* Task material:
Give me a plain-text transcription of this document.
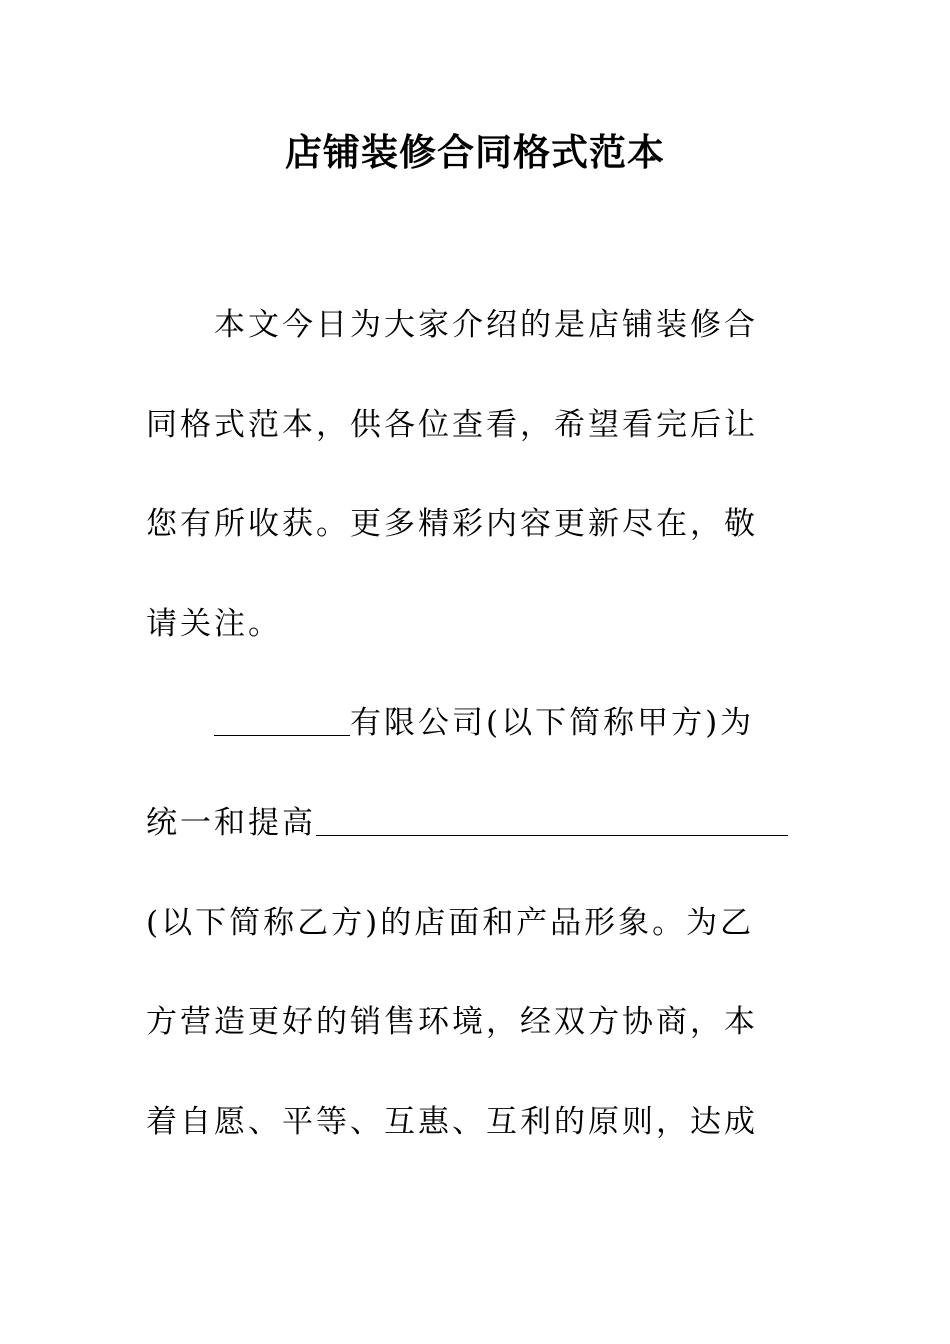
店铺装修合同格式范本
本文今日为大家介绍的是店铺装修合
同格式范本，供各位查看，希望看完后让
您有所收获。更多精彩内容更新尽在，敬
请关注。
有限公司(以下简称甲方)为
统一和提高
(以下简称乙方)的店面和产品形象。为乙
方营造更好的销售环境，经双方协商，本
着自愿、平等、互惠、互利的原则，达成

* What is needed:
Copy everything in the records above except the pictures, exactly as written.

* Reply to the exercise:
Give me a plain-text transcription of this document.
店铺装修合同格式范本
本文今日为大家介绍的是店铺装修合
同格式范本，供各位查看，希望看完后让
您有所收获。更多精彩内容更新尽在，敬
请关注。
有限公司(以下简称甲方)为
统一和提高
(以下简称乙方)的店面和产品形象。为乙
方营造更好的销售环境，经双方协商，本
着自愿、平等、互惠、互利的原则，达成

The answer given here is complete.